Stored items:
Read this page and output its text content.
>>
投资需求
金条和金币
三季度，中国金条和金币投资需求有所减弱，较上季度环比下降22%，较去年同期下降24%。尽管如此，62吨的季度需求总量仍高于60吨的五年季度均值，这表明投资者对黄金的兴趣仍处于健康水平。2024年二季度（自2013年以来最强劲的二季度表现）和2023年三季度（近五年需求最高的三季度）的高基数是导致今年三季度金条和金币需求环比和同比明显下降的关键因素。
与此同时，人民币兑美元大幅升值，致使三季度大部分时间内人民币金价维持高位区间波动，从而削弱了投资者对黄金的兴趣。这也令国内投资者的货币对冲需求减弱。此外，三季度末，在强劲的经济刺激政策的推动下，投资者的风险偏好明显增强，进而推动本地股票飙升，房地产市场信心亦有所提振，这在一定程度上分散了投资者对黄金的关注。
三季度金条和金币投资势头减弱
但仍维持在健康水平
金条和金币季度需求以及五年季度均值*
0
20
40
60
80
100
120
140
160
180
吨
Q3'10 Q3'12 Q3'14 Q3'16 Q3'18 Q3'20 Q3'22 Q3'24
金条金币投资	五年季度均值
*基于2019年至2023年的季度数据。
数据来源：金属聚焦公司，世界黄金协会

▶ **Task to carry out**
Copy down the material exactly as written.

▶ **Problem solution**
Read this page and output its text content.
>>
投资需求
金条和金币
三季度，中国金条和金币投资需求有所减弱，较上季度环比下降22%，较去年同期下降24%。尽管如此，62吨的季度需求总量仍高于60吨的五年季度均值，这表明投资者对黄金的兴趣仍处于健康水平。2024年二季度（自2013年以来最强劲的二季度表现）和2023年三季度（近五年需求最高的三季度）的高基数是导致今年三季度金条和金币需求环比和同比明显下降的关键因素。
与此同时，人民币兑美元大幅升值，致使三季度大部分时间内人民币金价维持高位区间波动，从而削弱了投资者对黄金的兴趣。这也令国内投资者的货币对冲需求减弱。此外，三季度末，在强劲的经济刺激政策的推动下，投资者的风险偏好明显增强，进而推动本地股票飙升，房地产市场信心亦有所提振，这在一定程度上分散了投资者对黄金的关注。
三季度金条和金币投资势头减弱
但仍维持在健康水平
金条和金币季度需求以及五年季度均值*
0
20
40
60
80
100
120
140
160
180
吨
Q3'10 Q3'12 Q3'14 Q3'16 Q3'18 Q3'20 Q3'22 Q3'24
金条金币投资	五年季度均值
*基于2019年至2023年的季度数据。
数据来源：金属聚焦公司，世界黄金协会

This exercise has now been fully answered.